***** Passage provided

Reputation: 81
I'm trying to concatenate hundreds of .fasta files into a single, large fasta file containing all of the sequences. I haven't found a specific method to accomplish this in the forums. I did come across this code from http://zientzilaria.heroku.com/blog/2007/10/29/merging-single-or-multiple-sequence-fasta-files, which I have adapted a bit.
Fasta.py contains the following code:
class fasta:
def __init__(self, name, sequence):
self.name = name
self.sequence = sequence
def read_fasta(file):
items = []
index = 0
for line in file:
if line.startswith(">"):
if index >= 1:
items.append(aninstance)
index+=1
name = line[:-1]
seq = ''
aninstance = fasta(name, seq)
else:
seq += line[:-1]
aninstance = fasta(name, seq)
items.append(aninstance)
return items
And here is the adapted script to concatenate .fasta files:
import sys
import glob
import fasta
#obtain directory containing single fasta files for query
filepattern = input('Filename pattern to match: ')
#obtain output directory
outfile = input('Filename of output file: ')
#create new output file
output = open(outfile, 'w')
#initialize lists
names = []
seqs = []
#glob.glob returns a list of files that match the pattern
for file in glob.glob(filepattern):
print ("file: " + file)
#we read the contents and an instance of the class is returned
contents = fasta.read_fasta(open(file).readlines())
#a file can contain more than one sequence so we read them in a loop
for item in contents:
names.append(item.name)
seqs.append(item.sequence)
#we print the output
for i in range(len(names)):
output.write(names[i] + '\n' + seqs[i] + '\n\n')
output.close()
print("done")
It is able to read the fasta files but the newly created output file contains no sequences. The error I receive is due to the fasta.py, which is beyond my capability to mess with:
Traceback (most recent call last):
File "C:\Python32\myfiles\test\3\Fasta_Concatenate.py", line 28, in <module>
contents = fasta.read_fasta(open(file).readlines())

**********

◆ **Requirement a**
Duplicate every one of the rows that follow, line for line, without changing anything.

***** Input data

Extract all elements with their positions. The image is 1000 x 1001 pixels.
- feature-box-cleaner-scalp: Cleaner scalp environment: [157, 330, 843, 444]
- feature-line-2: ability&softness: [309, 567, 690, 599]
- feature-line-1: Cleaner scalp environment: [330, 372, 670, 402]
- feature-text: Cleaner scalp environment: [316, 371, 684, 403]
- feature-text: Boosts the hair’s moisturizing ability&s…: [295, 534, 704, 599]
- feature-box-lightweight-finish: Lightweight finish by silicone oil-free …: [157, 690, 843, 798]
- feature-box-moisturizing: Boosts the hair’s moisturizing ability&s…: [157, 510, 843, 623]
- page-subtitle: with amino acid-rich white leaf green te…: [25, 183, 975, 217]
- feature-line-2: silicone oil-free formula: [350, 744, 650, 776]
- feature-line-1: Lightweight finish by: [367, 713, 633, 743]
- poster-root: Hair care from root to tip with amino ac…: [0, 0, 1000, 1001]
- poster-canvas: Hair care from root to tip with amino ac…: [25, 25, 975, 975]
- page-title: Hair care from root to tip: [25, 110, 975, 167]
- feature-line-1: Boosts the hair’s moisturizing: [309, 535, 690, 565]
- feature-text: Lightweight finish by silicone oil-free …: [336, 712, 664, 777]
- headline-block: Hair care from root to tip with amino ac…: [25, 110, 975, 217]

**********

◆ **Requirement b**
From the forum post above about merging fasta files, set down the part that opens with the words containing "#we read the" and closes with "names.append(item.name)".

◆ **Exercise solution a**
Extract all elements with their positions. The image is 1000 x 1001 pixels.
- feature-box-cleaner-scalp: Cleaner scalp environment: [157, 330, 843, 444]
- feature-line-2: ability&softness: [309, 567, 690, 599]
- feature-line-1: Cleaner scalp environment: [330, 372, 670, 402]
- feature-text: Cleaner scalp environment: [316, 371, 684, 403]
- feature-text: Boosts the hair’s moisturizing ability&s…: [295, 534, 704, 599]
- feature-box-lightweight-finish: Lightweight finish by silicone oil-free …: [157, 690, 843, 798]
- feature-box-moisturizing: Boosts the hair’s moisturizing ability&s…: [157, 510, 843, 623]
- page-subtitle: with amino acid-rich white leaf green te…: [25, 183, 975, 217]
- feature-line-2: silicone oil-free formula: [350, 744, 650, 776]
- feature-line-1: Lightweight finish by: [367, 713, 633, 743]
- poster-root: Hair care from root to tip with amino ac…: [0, 0, 1000, 1001]
- poster-canvas: Hair care from root to tip with amino ac…: [25, 25, 975, 975]
- page-title: Hair care from root to tip: [25, 110, 975, 167]
- feature-line-1: Boosts the hair’s moisturizing: [309, 535, 690, 565]
- feature-text: Lightweight finish by silicone oil-free …: [336, 712, 664, 777]
- headline-block: Hair care from root to tip with amino ac…: [25, 110, 975, 217]

◆ **Exercise solution b**
#we read the contents and an instance of the class is returned
contents = fasta.read_fasta(open(file).readlines())
#a file can contain more than one sequence so we read them in a loop
for item in contents:
names.append(item.name)